Structured figure records:
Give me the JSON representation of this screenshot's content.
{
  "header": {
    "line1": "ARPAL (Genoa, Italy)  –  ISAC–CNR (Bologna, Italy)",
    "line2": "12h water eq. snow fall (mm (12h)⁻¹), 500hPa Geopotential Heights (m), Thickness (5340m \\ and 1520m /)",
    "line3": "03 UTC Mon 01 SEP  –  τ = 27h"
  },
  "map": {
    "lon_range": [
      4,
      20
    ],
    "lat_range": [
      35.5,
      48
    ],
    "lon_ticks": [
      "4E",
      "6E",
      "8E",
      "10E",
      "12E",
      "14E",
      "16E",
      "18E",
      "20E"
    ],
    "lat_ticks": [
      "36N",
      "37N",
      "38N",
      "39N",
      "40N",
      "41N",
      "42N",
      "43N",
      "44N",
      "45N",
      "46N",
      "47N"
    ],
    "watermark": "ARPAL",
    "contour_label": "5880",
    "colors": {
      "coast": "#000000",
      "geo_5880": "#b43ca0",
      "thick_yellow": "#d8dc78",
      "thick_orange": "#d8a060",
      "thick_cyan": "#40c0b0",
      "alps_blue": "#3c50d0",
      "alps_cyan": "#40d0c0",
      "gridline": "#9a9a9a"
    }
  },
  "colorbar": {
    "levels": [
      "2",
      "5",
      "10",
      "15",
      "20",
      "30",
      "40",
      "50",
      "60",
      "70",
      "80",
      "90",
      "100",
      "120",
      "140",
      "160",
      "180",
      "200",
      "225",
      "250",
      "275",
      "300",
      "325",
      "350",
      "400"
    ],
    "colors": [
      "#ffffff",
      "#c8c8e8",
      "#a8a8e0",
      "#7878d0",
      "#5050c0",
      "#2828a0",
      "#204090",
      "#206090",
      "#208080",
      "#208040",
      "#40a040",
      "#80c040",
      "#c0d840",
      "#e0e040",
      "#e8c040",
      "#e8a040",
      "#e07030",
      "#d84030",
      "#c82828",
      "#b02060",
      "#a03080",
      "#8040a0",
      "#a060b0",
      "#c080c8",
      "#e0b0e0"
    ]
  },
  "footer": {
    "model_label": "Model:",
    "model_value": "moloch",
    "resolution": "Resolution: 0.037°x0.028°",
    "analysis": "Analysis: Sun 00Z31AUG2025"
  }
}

● PROBLEM
Print the entries exactly. Include every one.

● RESPONSE
Give me the JSON representation of this screenshot's content.
{
  "header": {
    "line1": "ARPAL (Genoa, Italy)  –  ISAC–CNR (Bologna, Italy)",
    "line2": "12h water eq. snow fall (mm (12h)⁻¹), 500hPa Geopotential Heights (m), Thickness (5340m \\ and 1520m /)",
    "line3": "03 UTC Mon 01 SEP  –  τ = 27h"
  },
  "map": {
    "lon_range": [
      4,
      20
    ],
    "lat_range": [
      35.5,
      48
    ],
    "lon_ticks": [
      "4E",
      "6E",
      "8E",
      "10E",
      "12E",
      "14E",
      "16E",
      "18E",
      "20E"
    ],
    "lat_ticks": [
      "36N",
      "37N",
      "38N",
      "39N",
      "40N",
      "41N",
      "42N",
      "43N",
      "44N",
      "45N",
      "46N",
      "47N"
    ],
    "watermark": "ARPAL",
    "contour_label": "5880",
    "colors": {
      "coast": "#000000",
      "geo_5880": "#b43ca0",
      "thick_yellow": "#d8dc78",
      "thick_orange": "#d8a060",
      "thick_cyan": "#40c0b0",
      "alps_blue": "#3c50d0",
      "alps_cyan": "#40d0c0",
      "gridline": "#9a9a9a"
    }
  },
  "colorbar": {
    "levels": [
      "2",
      "5",
      "10",
      "15",
      "20",
      "30",
      "40",
      "50",
      "60",
      "70",
      "80",
      "90",
      "100",
      "120",
      "140",
      "160",
      "180",
      "200",
      "225",
      "250",
      "275",
      "300",
      "325",
      "350",
      "400"
    ],
    "colors": [
      "#ffffff",
      "#c8c8e8",
      "#a8a8e0",
      "#7878d0",
      "#5050c0",
      "#2828a0",
      "#204090",
      "#206090",
      "#208080",
      "#208040",
      "#40a040",
      "#80c040",
      "#c0d840",
      "#e0e040",
      "#e8c040",
      "#e8a040",
      "#e07030",
      "#d84030",
      "#c82828",
      "#b02060",
      "#a03080",
      "#8040a0",
      "#a060b0",
      "#c080c8",
      "#e0b0e0"
    ]
  },
  "footer": {
    "model_label": "Model:",
    "model_value": "moloch",
    "resolution": "Resolution: 0.037°x0.028°",
    "analysis": "Analysis: Sun 00Z31AUG2025"
  }
}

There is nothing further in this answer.